Spot each line in the records below where the word "участком" occurs, then copy it.

## Records to process
>>>

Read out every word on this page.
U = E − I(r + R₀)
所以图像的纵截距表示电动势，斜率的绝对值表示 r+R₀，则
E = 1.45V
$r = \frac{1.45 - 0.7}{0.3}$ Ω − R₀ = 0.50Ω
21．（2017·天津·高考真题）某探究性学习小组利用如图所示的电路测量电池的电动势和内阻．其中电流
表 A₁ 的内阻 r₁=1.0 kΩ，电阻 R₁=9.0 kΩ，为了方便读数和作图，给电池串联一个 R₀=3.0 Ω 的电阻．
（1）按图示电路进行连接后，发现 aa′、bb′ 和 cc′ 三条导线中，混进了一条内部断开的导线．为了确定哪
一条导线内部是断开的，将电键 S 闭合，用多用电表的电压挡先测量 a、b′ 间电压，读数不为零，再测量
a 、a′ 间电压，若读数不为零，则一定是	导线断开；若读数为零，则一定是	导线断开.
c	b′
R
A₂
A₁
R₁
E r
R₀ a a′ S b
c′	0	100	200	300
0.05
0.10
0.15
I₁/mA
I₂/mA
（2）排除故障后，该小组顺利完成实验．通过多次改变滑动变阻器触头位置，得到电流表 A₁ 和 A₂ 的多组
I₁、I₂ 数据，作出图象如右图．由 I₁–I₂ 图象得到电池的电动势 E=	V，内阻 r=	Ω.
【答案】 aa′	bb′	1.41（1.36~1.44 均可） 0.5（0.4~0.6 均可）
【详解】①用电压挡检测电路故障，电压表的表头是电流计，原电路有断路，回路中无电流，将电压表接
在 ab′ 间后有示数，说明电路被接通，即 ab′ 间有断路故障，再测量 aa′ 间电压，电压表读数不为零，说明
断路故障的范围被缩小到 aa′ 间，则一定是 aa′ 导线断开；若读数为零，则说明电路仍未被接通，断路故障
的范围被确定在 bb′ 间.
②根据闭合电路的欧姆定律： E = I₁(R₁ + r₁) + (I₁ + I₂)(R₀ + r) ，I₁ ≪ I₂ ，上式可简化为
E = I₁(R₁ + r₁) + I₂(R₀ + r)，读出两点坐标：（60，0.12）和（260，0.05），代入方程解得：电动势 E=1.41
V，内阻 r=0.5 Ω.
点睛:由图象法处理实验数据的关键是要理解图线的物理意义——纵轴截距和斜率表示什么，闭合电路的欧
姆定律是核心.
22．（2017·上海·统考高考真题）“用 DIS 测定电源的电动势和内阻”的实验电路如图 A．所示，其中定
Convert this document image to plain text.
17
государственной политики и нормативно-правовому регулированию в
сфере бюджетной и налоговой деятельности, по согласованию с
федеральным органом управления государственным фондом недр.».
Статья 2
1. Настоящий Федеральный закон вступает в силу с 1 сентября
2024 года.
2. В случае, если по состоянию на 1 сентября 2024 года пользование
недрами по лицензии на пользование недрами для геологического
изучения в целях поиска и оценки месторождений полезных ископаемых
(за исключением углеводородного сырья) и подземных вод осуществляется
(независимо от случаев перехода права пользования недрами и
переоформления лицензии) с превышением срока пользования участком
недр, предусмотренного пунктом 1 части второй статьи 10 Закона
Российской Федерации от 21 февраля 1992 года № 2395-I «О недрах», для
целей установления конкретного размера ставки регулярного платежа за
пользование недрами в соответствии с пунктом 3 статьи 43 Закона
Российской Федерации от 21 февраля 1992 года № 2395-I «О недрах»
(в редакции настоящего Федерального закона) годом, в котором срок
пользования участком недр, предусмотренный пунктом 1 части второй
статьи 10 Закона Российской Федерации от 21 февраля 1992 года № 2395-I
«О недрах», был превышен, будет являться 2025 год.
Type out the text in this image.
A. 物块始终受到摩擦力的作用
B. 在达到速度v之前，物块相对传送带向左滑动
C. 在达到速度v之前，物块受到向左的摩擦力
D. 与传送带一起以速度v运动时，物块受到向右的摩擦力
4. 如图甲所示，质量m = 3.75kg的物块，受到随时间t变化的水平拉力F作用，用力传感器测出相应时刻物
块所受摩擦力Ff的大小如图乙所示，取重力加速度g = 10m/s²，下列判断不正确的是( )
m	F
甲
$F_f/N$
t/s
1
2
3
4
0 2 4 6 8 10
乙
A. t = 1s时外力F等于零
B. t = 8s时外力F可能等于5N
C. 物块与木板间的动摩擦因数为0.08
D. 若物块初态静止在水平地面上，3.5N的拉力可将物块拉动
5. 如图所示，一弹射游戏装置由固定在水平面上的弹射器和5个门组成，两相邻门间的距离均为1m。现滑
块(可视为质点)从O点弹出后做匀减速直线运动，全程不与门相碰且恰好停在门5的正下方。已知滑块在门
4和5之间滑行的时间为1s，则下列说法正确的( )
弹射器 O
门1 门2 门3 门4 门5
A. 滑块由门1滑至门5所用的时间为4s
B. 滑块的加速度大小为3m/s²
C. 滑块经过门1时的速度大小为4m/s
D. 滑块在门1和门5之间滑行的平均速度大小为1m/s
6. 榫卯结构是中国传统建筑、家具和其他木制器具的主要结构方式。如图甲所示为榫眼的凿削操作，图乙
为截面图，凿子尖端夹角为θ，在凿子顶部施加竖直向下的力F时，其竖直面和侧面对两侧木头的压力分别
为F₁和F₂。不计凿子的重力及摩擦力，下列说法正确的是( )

<<<

## Complete response
переоформления лицензии) с превышением срока пользования участком
пользования участком недр, предусмотренный пунктом 1 части второй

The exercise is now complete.